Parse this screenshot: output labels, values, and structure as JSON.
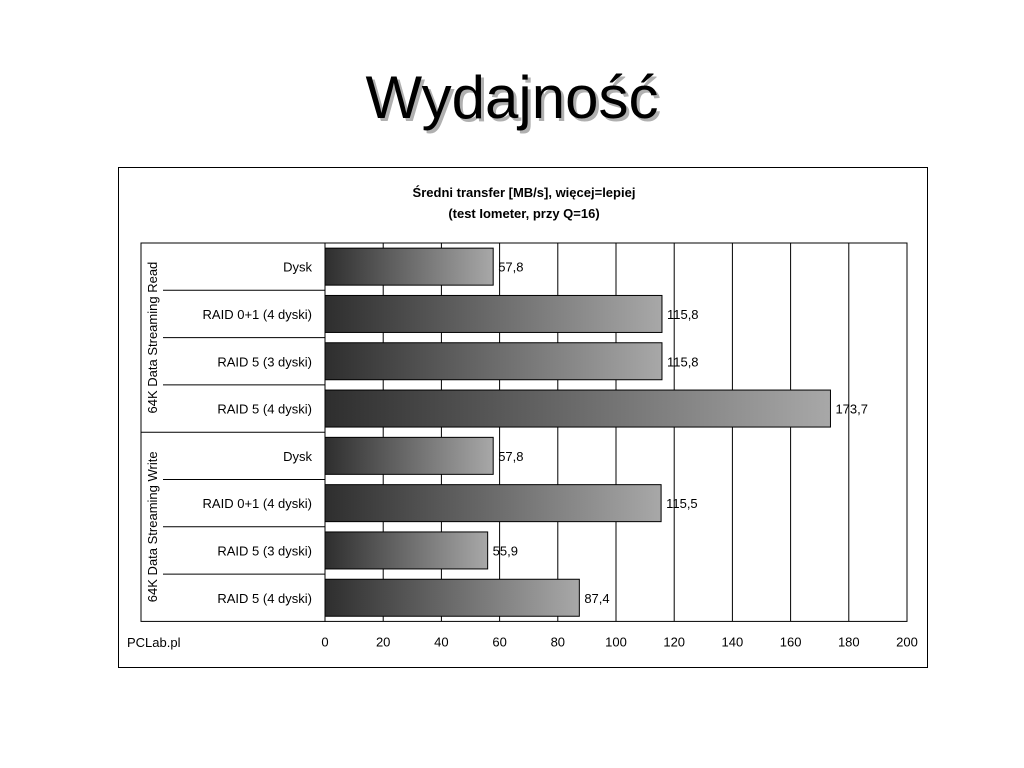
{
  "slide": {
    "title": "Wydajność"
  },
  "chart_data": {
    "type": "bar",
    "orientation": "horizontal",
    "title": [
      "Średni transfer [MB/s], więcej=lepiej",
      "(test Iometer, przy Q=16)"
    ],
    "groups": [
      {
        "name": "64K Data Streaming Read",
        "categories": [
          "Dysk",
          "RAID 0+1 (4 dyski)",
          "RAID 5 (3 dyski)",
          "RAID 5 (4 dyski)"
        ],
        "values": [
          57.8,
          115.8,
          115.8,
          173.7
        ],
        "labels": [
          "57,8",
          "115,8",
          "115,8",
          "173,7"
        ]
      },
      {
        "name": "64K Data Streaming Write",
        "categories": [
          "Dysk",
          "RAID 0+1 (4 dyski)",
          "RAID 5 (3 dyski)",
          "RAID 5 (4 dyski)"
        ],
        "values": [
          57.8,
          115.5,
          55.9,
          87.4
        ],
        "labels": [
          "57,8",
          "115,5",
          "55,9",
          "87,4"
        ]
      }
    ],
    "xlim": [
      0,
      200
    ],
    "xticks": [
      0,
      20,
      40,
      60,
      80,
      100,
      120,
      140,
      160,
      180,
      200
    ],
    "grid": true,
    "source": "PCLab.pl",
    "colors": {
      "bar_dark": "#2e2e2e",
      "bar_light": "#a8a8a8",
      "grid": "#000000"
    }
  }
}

● ● ●

◆ EXERCISE BRIEF ◆
Print out the whole of the material word for word, without pictures.

◆ PROBLEM SOLUTION ◆
Parse this screenshot: output labels, values, and structure as JSON.
{
  "slide": {
    "title": "Wydajność"
  },
  "chart_data": {
    "type": "bar",
    "orientation": "horizontal",
    "title": [
      "Średni transfer [MB/s], więcej=lepiej",
      "(test Iometer, przy Q=16)"
    ],
    "groups": [
      {
        "name": "64K Data Streaming Read",
        "categories": [
          "Dysk",
          "RAID 0+1 (4 dyski)",
          "RAID 5 (3 dyski)",
          "RAID 5 (4 dyski)"
        ],
        "values": [
          57.8,
          115.8,
          115.8,
          173.7
        ],
        "labels": [
          "57,8",
          "115,8",
          "115,8",
          "173,7"
        ]
      },
      {
        "name": "64K Data Streaming Write",
        "categories": [
          "Dysk",
          "RAID 0+1 (4 dyski)",
          "RAID 5 (3 dyski)",
          "RAID 5 (4 dyski)"
        ],
        "values": [
          57.8,
          115.5,
          55.9,
          87.4
        ],
        "labels": [
          "57,8",
          "115,5",
          "55,9",
          "87,4"
        ]
      }
    ],
    "xlim": [
      0,
      200
    ],
    "xticks": [
      0,
      20,
      40,
      60,
      80,
      100,
      120,
      140,
      160,
      180,
      200
    ],
    "grid": true,
    "source": "PCLab.pl",
    "colors": {
      "bar_dark": "#2e2e2e",
      "bar_light": "#a8a8a8",
      "grid": "#000000"
    }
  }
}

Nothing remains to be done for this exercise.